REQUIREMENTS: Copy each line where the word "aprobados" occurs.

(Data records)
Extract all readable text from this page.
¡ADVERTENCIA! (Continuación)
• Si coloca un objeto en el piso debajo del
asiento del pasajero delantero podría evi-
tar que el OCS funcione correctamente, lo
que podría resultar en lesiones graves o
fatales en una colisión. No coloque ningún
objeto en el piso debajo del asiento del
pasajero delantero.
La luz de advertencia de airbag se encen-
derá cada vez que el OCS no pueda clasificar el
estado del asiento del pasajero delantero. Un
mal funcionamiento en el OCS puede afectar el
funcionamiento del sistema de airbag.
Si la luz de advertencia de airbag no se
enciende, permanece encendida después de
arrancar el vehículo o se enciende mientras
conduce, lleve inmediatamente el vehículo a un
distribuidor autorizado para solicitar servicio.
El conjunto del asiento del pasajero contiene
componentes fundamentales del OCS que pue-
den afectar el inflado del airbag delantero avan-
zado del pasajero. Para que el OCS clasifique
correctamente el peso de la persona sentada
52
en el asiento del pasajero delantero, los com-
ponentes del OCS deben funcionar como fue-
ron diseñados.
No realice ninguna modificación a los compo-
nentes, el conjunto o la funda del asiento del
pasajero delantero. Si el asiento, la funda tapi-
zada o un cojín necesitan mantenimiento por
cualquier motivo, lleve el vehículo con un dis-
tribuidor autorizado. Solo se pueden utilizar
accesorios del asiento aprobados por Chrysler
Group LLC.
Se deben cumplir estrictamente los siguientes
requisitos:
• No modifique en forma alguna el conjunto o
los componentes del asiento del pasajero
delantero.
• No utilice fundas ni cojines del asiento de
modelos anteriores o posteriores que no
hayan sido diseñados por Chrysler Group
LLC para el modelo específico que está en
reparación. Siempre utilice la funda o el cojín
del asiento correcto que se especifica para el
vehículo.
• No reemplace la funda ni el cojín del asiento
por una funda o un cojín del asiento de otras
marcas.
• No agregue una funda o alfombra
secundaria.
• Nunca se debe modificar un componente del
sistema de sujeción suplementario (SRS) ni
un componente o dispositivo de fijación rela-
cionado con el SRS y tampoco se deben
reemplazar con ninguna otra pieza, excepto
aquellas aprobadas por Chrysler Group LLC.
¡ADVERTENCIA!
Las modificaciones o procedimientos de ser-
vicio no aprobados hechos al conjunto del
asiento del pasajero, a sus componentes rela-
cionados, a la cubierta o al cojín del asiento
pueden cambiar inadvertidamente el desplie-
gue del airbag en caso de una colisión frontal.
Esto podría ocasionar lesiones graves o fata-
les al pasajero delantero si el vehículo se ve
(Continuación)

* * *

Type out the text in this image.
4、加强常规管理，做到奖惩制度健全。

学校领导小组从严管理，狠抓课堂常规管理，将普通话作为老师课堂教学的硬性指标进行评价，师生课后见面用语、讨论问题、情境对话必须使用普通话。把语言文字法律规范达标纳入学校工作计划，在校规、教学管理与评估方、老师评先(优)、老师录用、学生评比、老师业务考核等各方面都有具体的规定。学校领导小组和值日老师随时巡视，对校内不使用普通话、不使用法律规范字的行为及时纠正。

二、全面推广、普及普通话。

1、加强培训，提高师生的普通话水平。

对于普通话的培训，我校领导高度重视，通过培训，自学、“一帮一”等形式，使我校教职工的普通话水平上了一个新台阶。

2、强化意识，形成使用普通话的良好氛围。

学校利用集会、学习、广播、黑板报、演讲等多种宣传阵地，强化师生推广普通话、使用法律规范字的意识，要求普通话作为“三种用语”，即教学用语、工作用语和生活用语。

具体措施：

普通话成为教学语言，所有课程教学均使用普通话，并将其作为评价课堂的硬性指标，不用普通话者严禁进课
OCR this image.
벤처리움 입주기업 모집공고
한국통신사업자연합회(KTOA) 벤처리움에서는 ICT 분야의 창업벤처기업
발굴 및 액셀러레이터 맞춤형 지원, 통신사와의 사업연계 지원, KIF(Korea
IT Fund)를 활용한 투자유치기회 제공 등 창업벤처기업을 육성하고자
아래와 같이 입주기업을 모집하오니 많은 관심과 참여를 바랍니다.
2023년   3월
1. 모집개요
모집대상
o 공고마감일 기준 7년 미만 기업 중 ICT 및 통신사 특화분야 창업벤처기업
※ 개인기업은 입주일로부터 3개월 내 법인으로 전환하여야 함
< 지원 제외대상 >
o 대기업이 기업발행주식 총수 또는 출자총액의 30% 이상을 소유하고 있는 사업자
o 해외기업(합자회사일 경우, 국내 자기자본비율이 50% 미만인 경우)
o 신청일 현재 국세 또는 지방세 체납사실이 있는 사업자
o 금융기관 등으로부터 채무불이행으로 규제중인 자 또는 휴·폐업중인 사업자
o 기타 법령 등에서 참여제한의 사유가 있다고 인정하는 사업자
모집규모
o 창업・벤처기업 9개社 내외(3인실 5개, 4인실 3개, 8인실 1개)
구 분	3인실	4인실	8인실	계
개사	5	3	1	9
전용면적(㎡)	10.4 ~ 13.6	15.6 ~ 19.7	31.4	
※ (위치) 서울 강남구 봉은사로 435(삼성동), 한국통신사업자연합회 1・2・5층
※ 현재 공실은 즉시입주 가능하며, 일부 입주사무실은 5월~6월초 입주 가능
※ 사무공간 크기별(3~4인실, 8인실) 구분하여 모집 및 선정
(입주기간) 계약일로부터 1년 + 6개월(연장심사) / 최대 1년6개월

...

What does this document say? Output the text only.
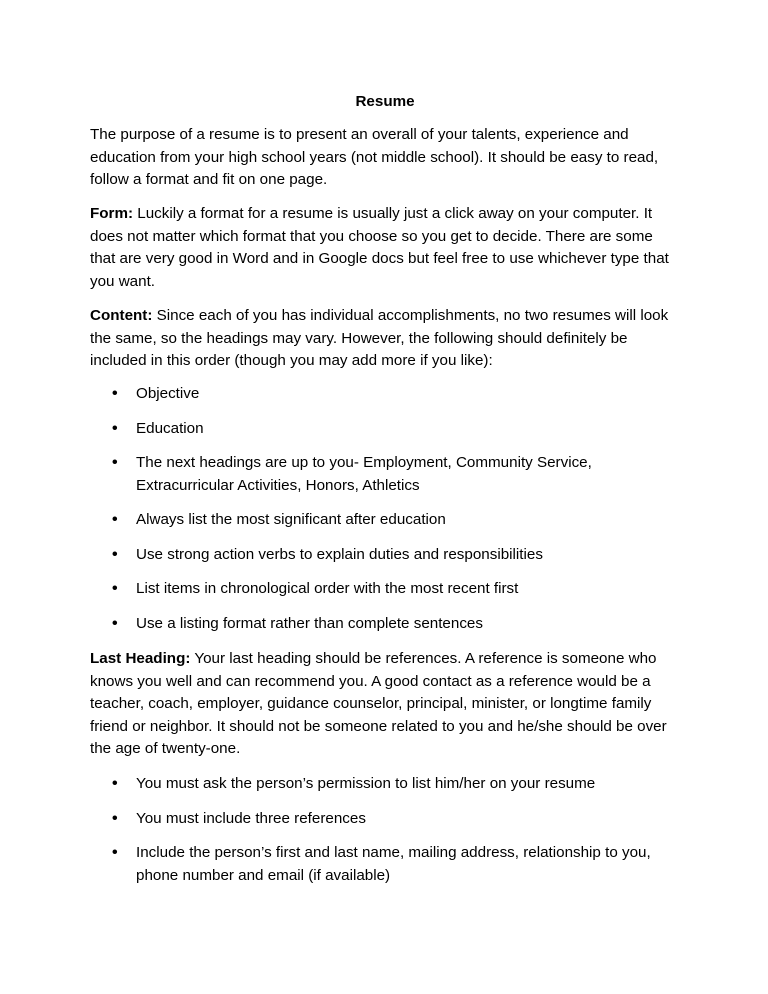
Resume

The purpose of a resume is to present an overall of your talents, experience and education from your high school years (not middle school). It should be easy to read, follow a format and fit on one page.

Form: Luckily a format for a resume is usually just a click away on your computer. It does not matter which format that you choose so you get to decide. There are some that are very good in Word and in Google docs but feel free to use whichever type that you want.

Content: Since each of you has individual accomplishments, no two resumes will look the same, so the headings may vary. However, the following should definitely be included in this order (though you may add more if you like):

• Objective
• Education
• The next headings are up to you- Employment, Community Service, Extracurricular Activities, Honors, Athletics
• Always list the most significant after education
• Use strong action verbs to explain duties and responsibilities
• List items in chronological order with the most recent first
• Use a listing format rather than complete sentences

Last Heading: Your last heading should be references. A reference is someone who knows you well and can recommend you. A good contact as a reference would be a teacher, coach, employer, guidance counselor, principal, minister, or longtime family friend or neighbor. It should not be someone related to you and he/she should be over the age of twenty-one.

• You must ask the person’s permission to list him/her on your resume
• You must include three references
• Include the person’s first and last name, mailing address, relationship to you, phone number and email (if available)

THE RESULT:
accesorios del asiento aprobados por Chrysler
vicio no aprobados hechos al conjunto del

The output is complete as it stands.